§ Work request:
Find the string "item" in the data, and copy out each line that has it.

___ Data in this exercise ___

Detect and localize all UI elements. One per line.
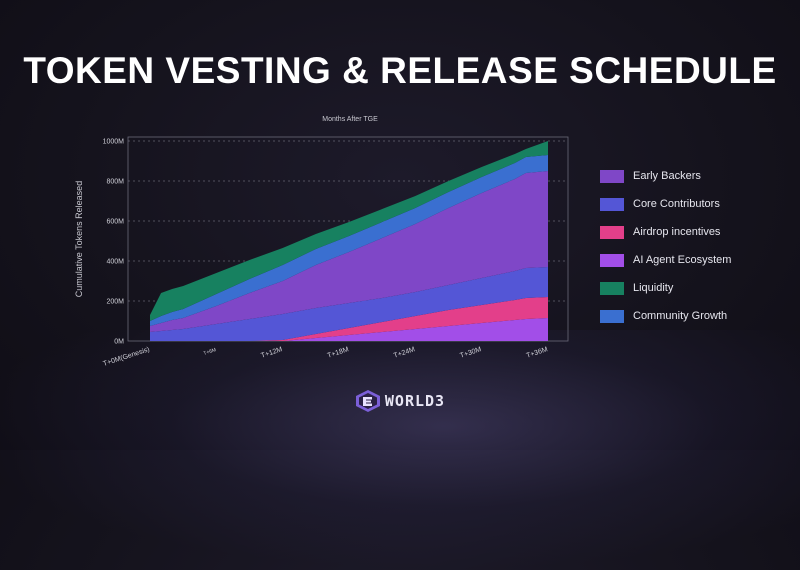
y-tick-label: 600M xyxy=(106,219,124,226)
legend: Early Backers Core Contributors Airdrop in… xyxy=(600,162,731,330)
legend-item-core-contributors: Core Contributors xyxy=(600,190,731,218)
legend-item-early-backers: Early Backers xyxy=(600,162,731,190)
legend-swatch xyxy=(600,169,624,183)
y-tick-label: 400M xyxy=(106,259,124,266)
area-liquidity xyxy=(150,141,548,321)
y-tick-label: 200M xyxy=(106,299,124,306)
y-tick-label: 800M xyxy=(106,179,124,186)
y-axis-label: Cumulative Tokens Released xyxy=(74,181,84,297)
legend-label: AI Agent Ecosystem xyxy=(633,254,732,266)
page-title: TOKEN VESTING & RELEASE SCHEDULE xyxy=(23,50,777,91)
legend-label: Core Contributors xyxy=(633,198,720,210)
legend-item-ai-agent-ecosystem: AI Agent Ecosystem xyxy=(600,246,731,274)
legend-swatch xyxy=(600,225,624,239)
logo: WORLD3 xyxy=(0,389,800,413)
x-tick-label: T+24M xyxy=(393,346,416,360)
x-tick-label: T+18M xyxy=(327,346,350,360)
legend-label: Liquidity xyxy=(633,282,674,294)
legend-swatch xyxy=(600,281,624,295)
area-ai-agent-ecosystem xyxy=(150,318,548,341)
legend-swatch xyxy=(600,253,624,267)
areas xyxy=(150,141,548,341)
legend-label: Airdrop incentives xyxy=(633,226,721,238)
area-chart: 0M 200M 400M 600M 800M 1000M Cumulative Tokens… xyxy=(74,136,569,368)
axis-labels: 0M 200M 400M 600M 800M 1000M Cumulative Tokens… xyxy=(74,139,549,368)
y-tick-label: 1000M xyxy=(103,139,125,146)
world3-logo-icon xyxy=(355,390,380,412)
logo-text: WORLD3 xyxy=(384,392,446,410)
area-early-backers xyxy=(150,171,548,332)
chart-title: Months After TGE xyxy=(322,116,378,123)
area-community-growth xyxy=(150,155,548,326)
area-airdrop-incentives xyxy=(150,297,548,341)
legend-item-community-growth: Community Growth xyxy=(600,302,731,330)
x-tick-label: T+12M xyxy=(260,346,283,360)
legend-swatch xyxy=(600,197,624,211)
legend-label: Community Growth xyxy=(633,310,728,322)
legend-item-liquidity: Liquidity xyxy=(600,274,731,302)
x-tick-label: T+30M xyxy=(459,346,482,360)
y-tick-label: 0M xyxy=(114,339,124,346)
x-tick-label: T+36M xyxy=(526,346,549,360)
legend-label: Early Backers xyxy=(633,170,701,182)
legend-item-airdrop-incentives: Airdrop incentives xyxy=(600,218,731,246)
area-core-contributors xyxy=(150,267,548,341)
legend-swatch xyxy=(600,309,624,323)
x-tick-label: T+6M xyxy=(203,347,217,357)
x-tick-label: T+0M(Genesis) xyxy=(102,346,150,368)
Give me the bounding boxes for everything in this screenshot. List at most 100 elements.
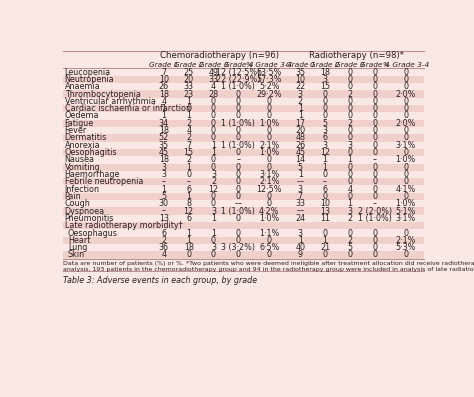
Text: 0: 0 — [236, 251, 241, 260]
Text: 0: 0 — [211, 251, 216, 260]
Text: 3 (3·2%): 3 (3·2%) — [221, 243, 255, 252]
Text: 0: 0 — [347, 75, 352, 84]
Text: 0: 0 — [372, 119, 377, 128]
Text: Skin: Skin — [68, 251, 85, 260]
Text: 0: 0 — [267, 133, 272, 143]
Text: 1: 1 — [186, 97, 191, 106]
Text: 0: 0 — [403, 163, 408, 172]
Text: 36: 36 — [159, 243, 169, 252]
Text: 0: 0 — [236, 104, 241, 113]
Text: 0: 0 — [236, 170, 241, 179]
Bar — [63, 229, 424, 237]
Text: % Grade 3-4: % Grade 3-4 — [383, 62, 429, 67]
Text: 12: 12 — [183, 206, 194, 216]
Text: 0: 0 — [347, 67, 352, 77]
Text: Grade 1: Grade 1 — [285, 62, 315, 67]
Text: 1: 1 — [298, 170, 303, 179]
Text: Grade 4: Grade 4 — [360, 62, 390, 67]
Text: –: – — [162, 206, 166, 216]
Text: 3: 3 — [161, 163, 166, 172]
Text: 0: 0 — [403, 251, 408, 260]
Bar — [63, 237, 424, 244]
Bar — [63, 149, 424, 156]
Text: 40: 40 — [295, 243, 305, 252]
Text: –: – — [236, 155, 240, 164]
Text: 0: 0 — [347, 177, 352, 186]
Text: 6: 6 — [323, 185, 328, 194]
Text: 0: 0 — [211, 199, 216, 208]
Bar — [63, 142, 424, 149]
Text: 57·3%: 57·3% — [256, 75, 282, 84]
Text: 11: 11 — [320, 214, 330, 223]
Text: Haemorrhage: Haemorrhage — [64, 170, 120, 179]
Text: 18: 18 — [159, 126, 169, 135]
Text: 4: 4 — [161, 251, 166, 260]
Text: 0: 0 — [211, 192, 216, 201]
Text: 17: 17 — [295, 119, 305, 128]
Text: 1: 1 — [347, 199, 352, 208]
Text: 26: 26 — [159, 82, 169, 91]
Text: 25: 25 — [183, 67, 194, 77]
Text: ––: –– — [234, 199, 242, 208]
Bar — [63, 251, 424, 258]
Text: 22: 22 — [295, 82, 305, 91]
Text: 35: 35 — [159, 141, 169, 150]
Text: 1·0%: 1·0% — [395, 199, 416, 208]
Bar — [63, 244, 424, 251]
Text: 0: 0 — [236, 112, 241, 120]
Text: 0: 0 — [236, 192, 241, 201]
Text: 48: 48 — [295, 133, 305, 143]
Text: 1: 1 — [161, 112, 166, 120]
Text: Heart: Heart — [68, 236, 90, 245]
Text: 0: 0 — [347, 192, 352, 201]
Bar — [63, 68, 424, 76]
Bar — [63, 119, 424, 127]
Text: 15: 15 — [183, 148, 194, 157]
Text: 2: 2 — [186, 155, 191, 164]
Text: Late radiotherapy morbidity†: Late radiotherapy morbidity† — [64, 221, 182, 230]
Text: 8: 8 — [186, 199, 191, 208]
Text: 1: 1 — [186, 229, 191, 237]
Text: 1: 1 — [298, 112, 303, 120]
Text: 3: 3 — [323, 141, 328, 150]
Text: 1 (1·0%): 1 (1·0%) — [221, 119, 255, 128]
Text: analysis. 193 patients in the chemoradiotherapy group and 94 in the radiotherapy: analysis. 193 patients in the chemoradio… — [63, 267, 474, 272]
Text: 9: 9 — [298, 251, 303, 260]
Text: 0: 0 — [236, 229, 241, 237]
Text: 1: 1 — [186, 192, 191, 201]
Text: 0: 0 — [403, 170, 408, 179]
Text: 2 (2·0%): 2 (2·0%) — [357, 206, 392, 216]
Bar — [63, 215, 424, 222]
Text: 0: 0 — [236, 133, 241, 143]
Text: 0: 0 — [236, 177, 241, 186]
Text: 1·0%: 1·0% — [259, 214, 279, 223]
Text: 2·0%: 2·0% — [395, 119, 416, 128]
Text: Cough: Cough — [64, 199, 91, 208]
Text: 23: 23 — [183, 90, 194, 98]
Text: 3: 3 — [347, 141, 352, 150]
Text: 0: 0 — [211, 155, 216, 164]
Text: 3·1%: 3·1% — [259, 170, 279, 179]
Text: Radiotherapy (n=98)*: Radiotherapy (n=98)* — [309, 51, 403, 60]
Text: Oesophagus: Oesophagus — [68, 229, 118, 237]
Text: Neutropenia: Neutropenia — [64, 75, 114, 84]
Text: –: – — [373, 155, 377, 164]
Text: 0: 0 — [372, 251, 377, 260]
Text: 0: 0 — [372, 177, 377, 186]
Bar — [63, 222, 424, 229]
Text: 12: 12 — [209, 185, 219, 194]
Text: 0: 0 — [211, 163, 216, 172]
Text: 5: 5 — [322, 119, 328, 128]
Text: 14: 14 — [295, 155, 305, 164]
Bar — [63, 185, 424, 193]
Text: 7: 7 — [186, 141, 191, 150]
Text: 5: 5 — [347, 243, 353, 252]
Text: Ventricular arrhythmia: Ventricular arrhythmia — [64, 97, 155, 106]
Text: 10: 10 — [320, 199, 330, 208]
Text: 2·1%: 2·1% — [395, 236, 416, 245]
Text: 0: 0 — [372, 90, 377, 98]
Text: 0: 0 — [267, 236, 272, 245]
Text: Pain: Pain — [64, 192, 82, 201]
Text: 0: 0 — [211, 119, 216, 128]
Text: 0: 0 — [372, 75, 377, 84]
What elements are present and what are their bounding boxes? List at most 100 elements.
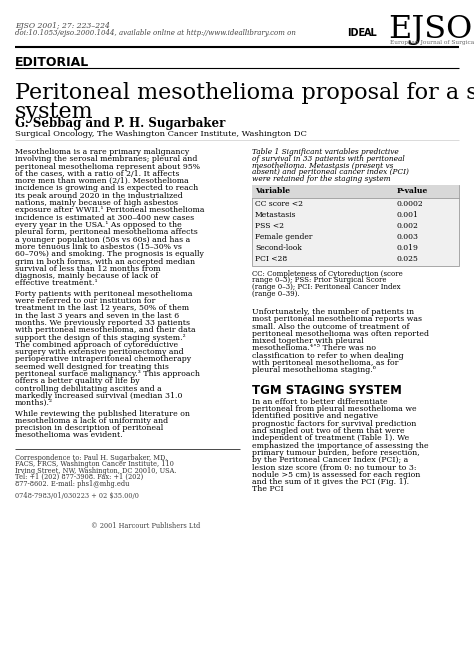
Text: mesothelioma. Metastasis (present vs: mesothelioma. Metastasis (present vs [252,161,393,170]
Text: independent of treatment (Table 1). We: independent of treatment (Table 1). We [252,434,409,442]
Bar [252,185,459,266]
Text: by the Peritoneal Cancer Index (PCI); a: by the Peritoneal Cancer Index (PCI); a [252,456,408,464]
Text: its peak around 2020 in the industrialized: its peak around 2020 in the industrializ… [15,192,183,200]
Text: more tenuous link to asbestos (15–30% vs: more tenuous link to asbestos (15–30% vs [15,243,182,251]
Text: identified positive and negative: identified positive and negative [252,412,378,420]
Text: pleural form, peritoneal mesothelioma affects: pleural form, peritoneal mesothelioma af… [15,228,198,237]
Text: peritoneal from pleural mesothelioma we: peritoneal from pleural mesothelioma we [252,405,417,413]
Text: seemed well designed for treating this: seemed well designed for treating this [15,362,169,371]
Text: EDITORIAL: EDITORIAL [15,56,89,69]
Text: perioperative intraperitoneal chemotherapy: perioperative intraperitoneal chemothera… [15,355,191,363]
Text: nations, mainly because of high asbestos: nations, mainly because of high asbestos [15,199,178,207]
Text: P-value: P-value [397,187,428,195]
Text: The PCI: The PCI [252,485,283,493]
Text: of the cases, with a ratio of 2/1. It affects: of the cases, with a ratio of 2/1. It af… [15,170,179,178]
Text: markedly increased survival (median 31.0: markedly increased survival (median 31.0 [15,392,182,400]
Text: While reviewing the published literature on: While reviewing the published literature… [15,409,190,417]
Text: lesion size score (from 0: no tumour to 3:: lesion size score (from 0: no tumour to … [252,464,417,472]
Text: more men than women (2/1). Mesothelioma: more men than women (2/1). Mesothelioma [15,177,189,185]
Text: 0748-7983/01/030223 + 02 $35.00/0: 0748-7983/01/030223 + 02 $35.00/0 [15,492,139,500]
Text: survival of less than 12 months from: survival of less than 12 months from [15,265,161,273]
Text: with peritoneal mesothelioma, as for: with peritoneal mesothelioma, as for [252,359,399,367]
Text: effective treatment.¹: effective treatment.¹ [15,279,98,287]
Text: primary tumour burden, before resection,: primary tumour burden, before resection, [252,449,420,457]
Text: diagnosis, mainly because of lack of: diagnosis, mainly because of lack of [15,272,158,280]
Text: 0.0002: 0.0002 [397,200,424,208]
Text: a younger population (50s vs 60s) and has a: a younger population (50s vs 60s) and ha… [15,236,190,244]
Text: Table 1 Significant variables predictive: Table 1 Significant variables predictive [252,148,399,156]
Text: FACS, FRCS, Washington Cancer Institute, 110: FACS, FRCS, Washington Cancer Institute,… [15,460,174,468]
Text: PCI <28: PCI <28 [255,255,287,263]
Text: support the design of this staging system.²: support the design of this staging syste… [15,334,186,342]
Text: Unfortunately, the number of patients in: Unfortunately, the number of patients in [252,308,414,316]
Text: most peritoneal mesothelioma reports was: most peritoneal mesothelioma reports was [252,316,422,324]
Text: IDE: IDE [347,29,365,38]
Text: nodule >5 cm) is assessed for each region: nodule >5 cm) is assessed for each regio… [252,471,420,478]
Text: 0.025: 0.025 [397,255,419,263]
Text: Variable: Variable [255,187,290,195]
Text: offers a better quality of life by: offers a better quality of life by [15,377,140,385]
Text: peritoneal mesothelioma was often reported: peritoneal mesothelioma was often report… [252,330,429,338]
Text: emphasized the importance of assessing the: emphasized the importance of assessing t… [252,442,428,450]
Text: © 2001 Harcourt Publishers Ltd: © 2001 Harcourt Publishers Ltd [91,522,200,530]
Text: precision in description of peritoneal: precision in description of peritoneal [15,424,163,432]
Text: every year in the USA.¹ As opposed to the: every year in the USA.¹ As opposed to th… [15,221,182,229]
Text: PSS <2: PSS <2 [255,222,284,230]
Text: were referred to our institution for: were referred to our institution for [15,297,155,305]
Text: The combined approach of cytoreductive: The combined approach of cytoreductive [15,341,178,349]
Text: months).²: months).² [15,399,53,407]
Text: range 0–3); PSS: Prior Surgical Score: range 0–3); PSS: Prior Surgical Score [252,277,386,285]
Text: 0.019: 0.019 [397,244,419,252]
Text: incidence is growing and is expected to reach: incidence is growing and is expected to … [15,184,198,192]
Text: AL: AL [364,29,378,38]
Text: CC: Completeness of Cytoreduction (score: CC: Completeness of Cytoreduction (score [252,270,403,278]
Text: mesothelioma was evident.: mesothelioma was evident. [15,431,123,440]
Text: European Journal of Surgical Oncology: European Journal of Surgical Oncology [390,40,474,45]
Text: Irving Street, NW, Washington, DC 20010, USA.: Irving Street, NW, Washington, DC 20010,… [15,467,176,475]
Text: Second-look: Second-look [255,244,302,252]
Text: In an effort to better differentiate: In an effort to better differentiate [252,398,388,406]
Text: EJSO 2001; 27: 223–224: EJSO 2001; 27: 223–224 [15,22,110,30]
Text: prognostic factors for survival prediction: prognostic factors for survival predicti… [252,419,416,427]
Text: were retained for the staging system: were retained for the staging system [252,175,391,183]
Text: 0.003: 0.003 [397,233,419,241]
Text: incidence is estimated at 300–400 new cases: incidence is estimated at 300–400 new ca… [15,214,194,222]
Text: (range 0–39).: (range 0–39). [252,289,300,297]
Text: Mesothelioma is a rare primary malignancy: Mesothelioma is a rare primary malignanc… [15,148,189,156]
Text: 0.001: 0.001 [397,211,419,219]
Text: (range 0–3); PCI: Peritoneal Cancer Index: (range 0–3); PCI: Peritoneal Cancer Inde… [252,283,401,291]
Text: small. Also the outcome of treatment of: small. Also the outcome of treatment of [252,322,410,330]
Text: grim in both forms, with an accepted median: grim in both forms, with an accepted med… [15,257,195,265]
Text: 0.002: 0.002 [397,222,419,230]
Text: TGM STAGING SYSTEM: TGM STAGING SYSTEM [252,384,402,397]
Text: Tel: +1 (202) 877-3908. Fax: +1 (202): Tel: +1 (202) 877-3908. Fax: +1 (202) [15,473,143,481]
Text: Correspondence to: Paul H. Sugarbaker, MD,: Correspondence to: Paul H. Sugarbaker, M… [15,454,167,462]
Text: Metastasis: Metastasis [255,211,297,219]
Text: mixed together with pleural: mixed together with pleural [252,337,364,345]
Text: pleural mesothelioma staging.⁶: pleural mesothelioma staging.⁶ [252,366,376,375]
Text: surgery with extensive peritonectomy and: surgery with extensive peritonectomy and [15,348,183,356]
Text: peritoneal surface malignancy.³ This approach: peritoneal surface malignancy.³ This app… [15,370,200,378]
Text: of survival in 33 patients with peritoneal: of survival in 33 patients with peritone… [252,155,405,163]
Text: involving the serosal membranes; pleural and: involving the serosal membranes; pleural… [15,155,197,163]
Text: controlling debilitating ascites and a: controlling debilitating ascites and a [15,385,162,393]
Text: G. Sebbag and P. H. Sugarbaker: G. Sebbag and P. H. Sugarbaker [15,117,225,130]
Text: absent) and peritoneal cancer index (PCI): absent) and peritoneal cancer index (PCI… [252,168,409,176]
Text: and the sum of it gives the PCI (Fig. 1).: and the sum of it gives the PCI (Fig. 1)… [252,478,409,486]
Text: Surgical Oncology, The Washington Cancer Institute, Washington DC: Surgical Oncology, The Washington Cancer… [15,130,307,138]
Text: Peritoneal mesothelioma proposal for a staging: Peritoneal mesothelioma proposal for a s… [15,82,474,104]
Text: Female gender: Female gender [255,233,312,241]
Text: 60–70%) and smoking. The prognosis is equally: 60–70%) and smoking. The prognosis is eq… [15,250,204,258]
Text: 877-8602. E-mail: phs1@mhg.edu: 877-8602. E-mail: phs1@mhg.edu [15,480,129,488]
Bar [252,185,459,198]
Text: classification to refer to when dealing: classification to refer to when dealing [252,352,404,360]
Text: and singled out two of them that were: and singled out two of them that were [252,427,405,435]
Text: Forty patients with peritoneal mesothelioma: Forty patients with peritoneal mesotheli… [15,289,192,297]
Text: with peritoneal mesothelioma, and their data: with peritoneal mesothelioma, and their … [15,326,196,334]
Text: in the last 3 years and seven in the last 6: in the last 3 years and seven in the las… [15,312,179,320]
Text: system: system [15,101,94,123]
Text: exposure after WWII.¹ Peritoneal mesothelioma: exposure after WWII.¹ Peritoneal mesothe… [15,206,204,214]
Text: EJSO: EJSO [388,14,472,45]
Text: treatment in the last 12 years, 50% of them: treatment in the last 12 years, 50% of t… [15,304,189,312]
Text: mesothelioma a lack of uniformity and: mesothelioma a lack of uniformity and [15,417,168,425]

___

§ Output for this task:
legend-item-core-contributors: Core Contributors xyxy=(600,190,731,218)
legend-item-early-backers: Early Backers xyxy=(600,162,731,190)
legend-item-ai-agent-ecosystem: AI Agent Ecosystem xyxy=(600,246,731,274)
legend-item-community-growth: Community Growth xyxy=(600,302,731,330)
legend-item-liquidity: Liquidity xyxy=(600,274,731,302)
legend-item-airdrop-incentives: Airdrop incentives xyxy=(600,218,731,246)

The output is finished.